# Start of GIVEN ENTRIES

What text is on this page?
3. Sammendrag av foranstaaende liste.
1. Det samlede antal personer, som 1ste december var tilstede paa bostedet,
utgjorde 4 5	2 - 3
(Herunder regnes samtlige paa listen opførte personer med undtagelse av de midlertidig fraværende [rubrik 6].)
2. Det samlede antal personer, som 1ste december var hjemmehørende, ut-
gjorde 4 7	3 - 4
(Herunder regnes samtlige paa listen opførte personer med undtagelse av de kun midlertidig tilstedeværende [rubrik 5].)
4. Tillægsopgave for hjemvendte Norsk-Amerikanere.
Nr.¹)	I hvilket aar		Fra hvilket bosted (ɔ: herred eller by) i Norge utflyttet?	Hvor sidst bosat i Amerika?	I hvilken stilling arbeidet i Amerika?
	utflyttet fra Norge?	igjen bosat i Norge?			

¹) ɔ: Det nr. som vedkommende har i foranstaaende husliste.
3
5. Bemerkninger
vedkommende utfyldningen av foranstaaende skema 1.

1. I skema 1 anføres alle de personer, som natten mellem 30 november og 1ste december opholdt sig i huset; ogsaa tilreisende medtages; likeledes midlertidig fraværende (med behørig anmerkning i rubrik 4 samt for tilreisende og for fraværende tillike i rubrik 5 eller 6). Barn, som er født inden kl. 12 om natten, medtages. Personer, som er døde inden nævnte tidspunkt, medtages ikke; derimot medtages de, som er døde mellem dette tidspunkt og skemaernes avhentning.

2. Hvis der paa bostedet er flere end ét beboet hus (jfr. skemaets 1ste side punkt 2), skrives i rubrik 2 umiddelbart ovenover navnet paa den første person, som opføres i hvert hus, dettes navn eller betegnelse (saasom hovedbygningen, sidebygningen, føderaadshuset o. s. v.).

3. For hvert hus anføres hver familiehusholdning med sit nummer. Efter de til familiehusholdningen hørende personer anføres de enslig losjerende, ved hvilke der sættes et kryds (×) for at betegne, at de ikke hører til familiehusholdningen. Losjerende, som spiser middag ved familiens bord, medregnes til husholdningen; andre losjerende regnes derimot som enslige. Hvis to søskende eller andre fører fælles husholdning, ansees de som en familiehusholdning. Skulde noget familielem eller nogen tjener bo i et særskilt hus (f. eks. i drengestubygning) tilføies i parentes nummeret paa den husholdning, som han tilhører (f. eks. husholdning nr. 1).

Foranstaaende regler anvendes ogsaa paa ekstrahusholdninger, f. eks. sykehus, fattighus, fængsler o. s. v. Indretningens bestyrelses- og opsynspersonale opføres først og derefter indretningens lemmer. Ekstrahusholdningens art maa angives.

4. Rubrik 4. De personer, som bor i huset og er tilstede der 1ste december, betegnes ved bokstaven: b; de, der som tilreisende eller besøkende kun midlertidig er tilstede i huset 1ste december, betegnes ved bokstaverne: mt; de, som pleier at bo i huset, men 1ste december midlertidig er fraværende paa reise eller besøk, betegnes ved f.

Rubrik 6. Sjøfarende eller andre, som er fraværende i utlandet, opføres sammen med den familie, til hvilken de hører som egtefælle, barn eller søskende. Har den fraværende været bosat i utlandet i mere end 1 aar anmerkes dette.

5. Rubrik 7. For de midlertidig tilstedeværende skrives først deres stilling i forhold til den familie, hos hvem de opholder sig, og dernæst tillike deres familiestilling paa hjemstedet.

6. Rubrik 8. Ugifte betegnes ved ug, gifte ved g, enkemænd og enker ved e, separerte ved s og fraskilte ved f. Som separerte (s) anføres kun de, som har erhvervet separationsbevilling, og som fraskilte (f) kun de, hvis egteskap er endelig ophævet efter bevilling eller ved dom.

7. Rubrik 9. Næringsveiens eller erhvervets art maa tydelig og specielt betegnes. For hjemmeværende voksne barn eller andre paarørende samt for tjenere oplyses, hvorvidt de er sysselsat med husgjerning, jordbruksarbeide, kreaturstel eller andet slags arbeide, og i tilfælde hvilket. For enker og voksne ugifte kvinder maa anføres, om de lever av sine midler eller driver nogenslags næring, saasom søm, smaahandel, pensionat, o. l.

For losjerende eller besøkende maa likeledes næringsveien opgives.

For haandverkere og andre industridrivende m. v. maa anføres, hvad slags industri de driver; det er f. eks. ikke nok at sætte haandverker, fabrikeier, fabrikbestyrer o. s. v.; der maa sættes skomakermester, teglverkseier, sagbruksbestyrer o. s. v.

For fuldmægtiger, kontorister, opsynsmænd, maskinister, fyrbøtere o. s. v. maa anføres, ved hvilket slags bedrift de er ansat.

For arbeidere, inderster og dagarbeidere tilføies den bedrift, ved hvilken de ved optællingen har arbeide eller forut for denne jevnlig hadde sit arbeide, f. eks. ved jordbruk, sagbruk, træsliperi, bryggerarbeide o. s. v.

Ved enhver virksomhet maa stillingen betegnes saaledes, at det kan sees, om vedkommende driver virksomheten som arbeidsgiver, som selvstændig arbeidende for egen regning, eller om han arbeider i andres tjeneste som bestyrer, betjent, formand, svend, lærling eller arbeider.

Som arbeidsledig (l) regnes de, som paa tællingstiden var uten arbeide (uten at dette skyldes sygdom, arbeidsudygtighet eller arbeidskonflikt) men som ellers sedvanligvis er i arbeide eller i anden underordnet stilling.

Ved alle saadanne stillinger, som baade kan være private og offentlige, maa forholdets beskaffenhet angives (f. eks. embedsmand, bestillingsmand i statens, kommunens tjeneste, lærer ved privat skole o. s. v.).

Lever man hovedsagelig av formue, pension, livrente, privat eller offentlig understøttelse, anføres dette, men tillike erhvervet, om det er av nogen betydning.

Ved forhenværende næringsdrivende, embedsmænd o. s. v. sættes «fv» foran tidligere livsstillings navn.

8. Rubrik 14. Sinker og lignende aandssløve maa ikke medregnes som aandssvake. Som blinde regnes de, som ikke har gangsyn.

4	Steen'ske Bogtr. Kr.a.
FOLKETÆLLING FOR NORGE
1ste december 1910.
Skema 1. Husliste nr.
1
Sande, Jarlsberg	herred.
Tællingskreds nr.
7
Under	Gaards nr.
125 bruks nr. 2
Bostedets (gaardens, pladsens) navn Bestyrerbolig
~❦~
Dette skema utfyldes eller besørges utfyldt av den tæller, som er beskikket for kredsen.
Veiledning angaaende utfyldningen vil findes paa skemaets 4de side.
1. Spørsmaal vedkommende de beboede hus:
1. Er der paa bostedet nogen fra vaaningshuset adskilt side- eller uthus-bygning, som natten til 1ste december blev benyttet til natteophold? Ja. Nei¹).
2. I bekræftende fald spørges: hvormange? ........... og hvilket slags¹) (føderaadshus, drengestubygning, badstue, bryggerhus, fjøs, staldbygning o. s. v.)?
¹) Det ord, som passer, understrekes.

# End of GIVEN ENTRIES

● WHAT TO PRODUCE
Only lines holding the string "samlede" are wanted; gather each one from the entries above.

● SOLUTION BELOW
1. Det samlede antal personer, som 1ste december var tilstede paa bostedet,
2. Det samlede antal personer, som 1ste december var hjemmehørende, ut-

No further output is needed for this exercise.